- _SOURCE MATERIAL_
Begin

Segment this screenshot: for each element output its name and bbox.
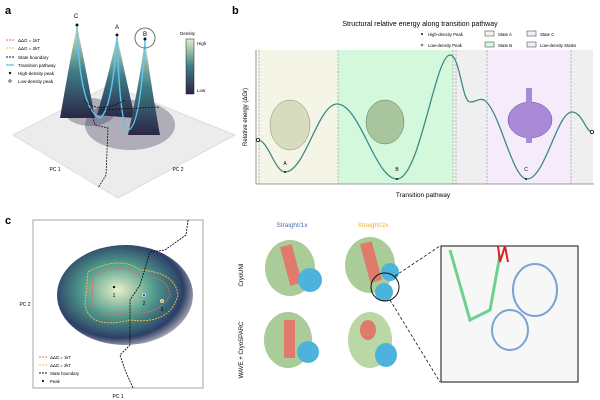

End
Begin

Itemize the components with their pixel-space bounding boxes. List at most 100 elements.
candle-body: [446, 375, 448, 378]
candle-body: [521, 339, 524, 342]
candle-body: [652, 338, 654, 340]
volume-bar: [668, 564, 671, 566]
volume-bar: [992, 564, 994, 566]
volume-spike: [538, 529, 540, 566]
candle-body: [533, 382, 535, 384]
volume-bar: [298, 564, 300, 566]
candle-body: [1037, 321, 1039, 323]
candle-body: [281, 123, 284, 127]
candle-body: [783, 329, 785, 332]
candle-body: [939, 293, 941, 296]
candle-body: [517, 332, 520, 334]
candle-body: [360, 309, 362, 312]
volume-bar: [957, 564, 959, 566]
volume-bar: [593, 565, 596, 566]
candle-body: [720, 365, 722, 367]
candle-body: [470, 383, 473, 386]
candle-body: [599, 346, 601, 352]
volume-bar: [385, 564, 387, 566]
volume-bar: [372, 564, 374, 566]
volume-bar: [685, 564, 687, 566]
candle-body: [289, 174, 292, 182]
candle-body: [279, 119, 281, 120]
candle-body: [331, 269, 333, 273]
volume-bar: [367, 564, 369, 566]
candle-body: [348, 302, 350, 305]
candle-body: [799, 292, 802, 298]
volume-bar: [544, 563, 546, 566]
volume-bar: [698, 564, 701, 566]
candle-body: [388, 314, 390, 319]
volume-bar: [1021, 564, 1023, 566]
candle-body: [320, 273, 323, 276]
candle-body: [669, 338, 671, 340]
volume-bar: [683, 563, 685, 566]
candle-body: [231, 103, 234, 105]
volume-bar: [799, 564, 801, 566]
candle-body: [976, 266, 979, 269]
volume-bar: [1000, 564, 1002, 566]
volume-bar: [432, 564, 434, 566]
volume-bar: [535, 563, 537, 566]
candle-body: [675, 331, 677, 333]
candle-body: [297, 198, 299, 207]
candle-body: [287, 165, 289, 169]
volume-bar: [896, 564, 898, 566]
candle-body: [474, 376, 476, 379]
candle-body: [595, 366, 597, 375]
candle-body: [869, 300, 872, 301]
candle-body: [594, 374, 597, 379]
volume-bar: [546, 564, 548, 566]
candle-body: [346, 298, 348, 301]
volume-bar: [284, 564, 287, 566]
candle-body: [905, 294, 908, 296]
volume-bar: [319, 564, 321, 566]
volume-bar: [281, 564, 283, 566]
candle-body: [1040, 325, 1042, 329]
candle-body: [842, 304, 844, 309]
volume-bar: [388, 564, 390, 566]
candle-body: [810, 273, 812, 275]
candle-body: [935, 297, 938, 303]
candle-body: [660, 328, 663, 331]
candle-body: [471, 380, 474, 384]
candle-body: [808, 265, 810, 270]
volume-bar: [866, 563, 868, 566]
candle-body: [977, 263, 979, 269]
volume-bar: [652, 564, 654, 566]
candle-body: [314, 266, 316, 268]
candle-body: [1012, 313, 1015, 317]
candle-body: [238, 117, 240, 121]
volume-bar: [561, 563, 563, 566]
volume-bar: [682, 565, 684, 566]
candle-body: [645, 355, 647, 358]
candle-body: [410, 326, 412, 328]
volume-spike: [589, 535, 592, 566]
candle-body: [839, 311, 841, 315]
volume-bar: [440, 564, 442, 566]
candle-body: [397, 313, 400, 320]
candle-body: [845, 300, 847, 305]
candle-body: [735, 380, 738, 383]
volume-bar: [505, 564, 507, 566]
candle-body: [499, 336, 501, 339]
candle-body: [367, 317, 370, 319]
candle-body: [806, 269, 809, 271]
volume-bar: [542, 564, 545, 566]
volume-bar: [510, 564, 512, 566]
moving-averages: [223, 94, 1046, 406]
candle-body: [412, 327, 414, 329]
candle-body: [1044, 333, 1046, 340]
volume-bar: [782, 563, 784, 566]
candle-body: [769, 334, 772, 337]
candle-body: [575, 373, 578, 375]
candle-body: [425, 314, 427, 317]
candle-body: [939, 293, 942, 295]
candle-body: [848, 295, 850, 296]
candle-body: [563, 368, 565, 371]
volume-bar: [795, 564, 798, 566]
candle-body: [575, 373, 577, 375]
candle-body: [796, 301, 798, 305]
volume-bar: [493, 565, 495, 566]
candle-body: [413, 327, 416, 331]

End

- _EXERCISE OBJECTIVE_
Can you number everything above, from the line containing "Itemize the components" down to the line containing "volume-bar: [957, 564, 959, 566]", as a list and leave out any blank lines?

- _COMPLETED EXERCISE_
1. Itemize the components with their pixel-space bounding boxes. List at most 100 elements.
2. candle-body: [446, 375, 448, 378]
3. candle-body: [521, 339, 524, 342]
4. candle-body: [652, 338, 654, 340]
5. volume-bar: [668, 564, 671, 566]
6. volume-bar: [992, 564, 994, 566]
7. volume-spike: [538, 529, 540, 566]
8. candle-body: [533, 382, 535, 384]
9. volume-bar: [298, 564, 300, 566]
10. candle-body: [1037, 321, 1039, 323]
11. candle-body: [281, 123, 284, 127]
12. candle-body: [783, 329, 785, 332]
13. candle-body: [939, 293, 941, 296]
14. candle-body: [517, 332, 520, 334]
15. candle-body: [360, 309, 362, 312]
16. volume-bar: [957, 564, 959, 566]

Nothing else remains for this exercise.